▶ **GIVEN INSTRUCTION**
Wherever a line holds the word "term", copy that line out.

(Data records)
-------
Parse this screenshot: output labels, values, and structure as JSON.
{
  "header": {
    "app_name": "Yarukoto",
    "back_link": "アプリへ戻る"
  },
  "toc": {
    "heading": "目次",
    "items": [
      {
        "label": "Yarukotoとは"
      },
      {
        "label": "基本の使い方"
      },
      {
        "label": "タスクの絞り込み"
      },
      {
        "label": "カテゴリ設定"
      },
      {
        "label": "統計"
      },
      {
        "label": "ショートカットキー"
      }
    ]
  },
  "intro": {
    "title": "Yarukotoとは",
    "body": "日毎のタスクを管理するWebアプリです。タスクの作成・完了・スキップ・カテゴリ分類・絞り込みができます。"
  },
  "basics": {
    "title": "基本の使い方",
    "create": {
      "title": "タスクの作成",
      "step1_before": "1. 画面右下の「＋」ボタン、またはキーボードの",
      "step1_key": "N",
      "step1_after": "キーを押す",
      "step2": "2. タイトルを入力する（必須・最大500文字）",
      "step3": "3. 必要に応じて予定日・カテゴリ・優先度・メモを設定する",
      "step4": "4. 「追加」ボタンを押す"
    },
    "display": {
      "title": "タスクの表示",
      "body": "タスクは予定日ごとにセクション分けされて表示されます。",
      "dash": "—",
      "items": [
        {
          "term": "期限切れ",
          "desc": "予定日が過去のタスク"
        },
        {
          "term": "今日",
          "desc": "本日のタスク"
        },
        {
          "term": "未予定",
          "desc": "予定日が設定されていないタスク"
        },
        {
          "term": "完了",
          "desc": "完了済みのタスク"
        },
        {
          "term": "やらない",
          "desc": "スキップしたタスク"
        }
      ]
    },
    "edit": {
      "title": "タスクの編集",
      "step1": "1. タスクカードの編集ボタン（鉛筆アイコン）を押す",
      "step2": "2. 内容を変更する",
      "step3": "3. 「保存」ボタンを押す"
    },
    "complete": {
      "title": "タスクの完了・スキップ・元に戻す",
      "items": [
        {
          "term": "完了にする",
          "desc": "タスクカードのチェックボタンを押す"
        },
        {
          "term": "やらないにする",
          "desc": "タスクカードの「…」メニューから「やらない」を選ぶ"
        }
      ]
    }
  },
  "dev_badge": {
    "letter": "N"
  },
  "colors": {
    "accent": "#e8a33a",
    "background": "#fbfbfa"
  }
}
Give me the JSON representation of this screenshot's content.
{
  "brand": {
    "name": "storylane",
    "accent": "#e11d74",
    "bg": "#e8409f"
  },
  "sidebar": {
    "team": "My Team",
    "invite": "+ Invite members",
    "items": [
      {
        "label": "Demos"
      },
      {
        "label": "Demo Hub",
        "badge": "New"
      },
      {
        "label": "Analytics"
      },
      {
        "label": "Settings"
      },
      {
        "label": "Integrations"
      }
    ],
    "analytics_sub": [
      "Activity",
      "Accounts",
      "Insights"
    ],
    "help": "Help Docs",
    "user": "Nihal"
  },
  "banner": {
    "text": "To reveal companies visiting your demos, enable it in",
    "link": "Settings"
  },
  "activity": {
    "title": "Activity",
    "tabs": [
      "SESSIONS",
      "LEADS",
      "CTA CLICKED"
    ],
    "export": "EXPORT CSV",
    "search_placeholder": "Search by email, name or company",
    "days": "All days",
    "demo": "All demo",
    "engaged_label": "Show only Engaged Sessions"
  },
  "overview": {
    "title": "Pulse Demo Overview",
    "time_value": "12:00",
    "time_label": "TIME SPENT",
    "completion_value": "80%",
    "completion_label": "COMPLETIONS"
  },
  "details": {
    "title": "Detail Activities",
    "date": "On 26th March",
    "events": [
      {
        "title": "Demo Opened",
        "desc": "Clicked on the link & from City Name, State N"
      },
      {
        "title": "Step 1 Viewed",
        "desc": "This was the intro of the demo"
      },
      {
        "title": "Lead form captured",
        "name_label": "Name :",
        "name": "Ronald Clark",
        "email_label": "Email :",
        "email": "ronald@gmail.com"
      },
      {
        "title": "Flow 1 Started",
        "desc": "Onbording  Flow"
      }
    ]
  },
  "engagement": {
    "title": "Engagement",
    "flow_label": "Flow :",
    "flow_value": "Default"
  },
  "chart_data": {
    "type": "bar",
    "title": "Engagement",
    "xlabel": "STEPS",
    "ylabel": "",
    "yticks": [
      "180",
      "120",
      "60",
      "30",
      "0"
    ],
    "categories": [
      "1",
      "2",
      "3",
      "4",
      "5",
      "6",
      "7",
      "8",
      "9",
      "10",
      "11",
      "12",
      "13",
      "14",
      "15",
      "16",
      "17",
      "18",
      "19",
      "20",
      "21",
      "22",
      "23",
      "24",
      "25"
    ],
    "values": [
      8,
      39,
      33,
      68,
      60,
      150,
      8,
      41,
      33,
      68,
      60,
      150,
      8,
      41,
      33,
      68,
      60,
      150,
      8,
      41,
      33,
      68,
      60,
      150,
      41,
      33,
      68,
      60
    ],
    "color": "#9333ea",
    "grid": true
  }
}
-------
▶ **FINAL RESULT**
          "term": "期限切れ",
          "term": "今日",
          "term": "未予定",
          "term": "完了",
          "term": "やらない",
          "term": "完了にする",
          "term": "やらないにする",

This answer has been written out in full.